### Stored data entries
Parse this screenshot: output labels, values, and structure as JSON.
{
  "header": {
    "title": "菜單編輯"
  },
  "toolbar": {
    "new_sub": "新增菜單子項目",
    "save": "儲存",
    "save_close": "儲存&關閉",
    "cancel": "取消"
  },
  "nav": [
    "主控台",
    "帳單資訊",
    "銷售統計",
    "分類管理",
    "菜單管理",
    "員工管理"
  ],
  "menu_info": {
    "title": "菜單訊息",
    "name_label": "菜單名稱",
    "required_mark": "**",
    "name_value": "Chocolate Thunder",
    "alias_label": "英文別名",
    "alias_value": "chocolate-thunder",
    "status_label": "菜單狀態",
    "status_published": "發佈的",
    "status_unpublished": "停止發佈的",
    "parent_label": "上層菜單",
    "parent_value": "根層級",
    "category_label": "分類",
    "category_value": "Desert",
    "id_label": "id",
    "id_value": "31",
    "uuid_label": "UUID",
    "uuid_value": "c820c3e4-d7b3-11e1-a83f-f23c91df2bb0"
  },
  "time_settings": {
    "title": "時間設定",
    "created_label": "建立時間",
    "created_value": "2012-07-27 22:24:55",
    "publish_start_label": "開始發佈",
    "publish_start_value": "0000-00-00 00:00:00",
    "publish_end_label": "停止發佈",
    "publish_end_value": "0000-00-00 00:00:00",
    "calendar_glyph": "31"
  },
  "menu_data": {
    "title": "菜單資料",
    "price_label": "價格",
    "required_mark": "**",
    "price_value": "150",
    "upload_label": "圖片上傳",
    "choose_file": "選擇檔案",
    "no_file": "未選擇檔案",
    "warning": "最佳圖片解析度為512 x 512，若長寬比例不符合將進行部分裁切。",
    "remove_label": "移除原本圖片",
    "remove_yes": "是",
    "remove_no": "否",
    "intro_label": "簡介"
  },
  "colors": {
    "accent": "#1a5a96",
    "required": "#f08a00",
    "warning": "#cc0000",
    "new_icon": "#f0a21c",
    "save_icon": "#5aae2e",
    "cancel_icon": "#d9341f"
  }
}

...

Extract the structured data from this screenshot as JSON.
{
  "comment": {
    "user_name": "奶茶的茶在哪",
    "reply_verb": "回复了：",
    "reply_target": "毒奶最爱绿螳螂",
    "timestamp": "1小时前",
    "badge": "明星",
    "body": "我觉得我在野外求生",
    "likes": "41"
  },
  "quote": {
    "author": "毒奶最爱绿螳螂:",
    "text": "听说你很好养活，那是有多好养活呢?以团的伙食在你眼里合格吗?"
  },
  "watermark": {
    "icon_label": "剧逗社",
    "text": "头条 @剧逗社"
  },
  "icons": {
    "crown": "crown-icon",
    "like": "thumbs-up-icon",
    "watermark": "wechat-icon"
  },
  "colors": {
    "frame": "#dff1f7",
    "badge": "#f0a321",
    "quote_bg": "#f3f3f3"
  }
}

### Problem description
A single figure is required: the number of lines above in which the word "screenshot" occurs.

### The result
2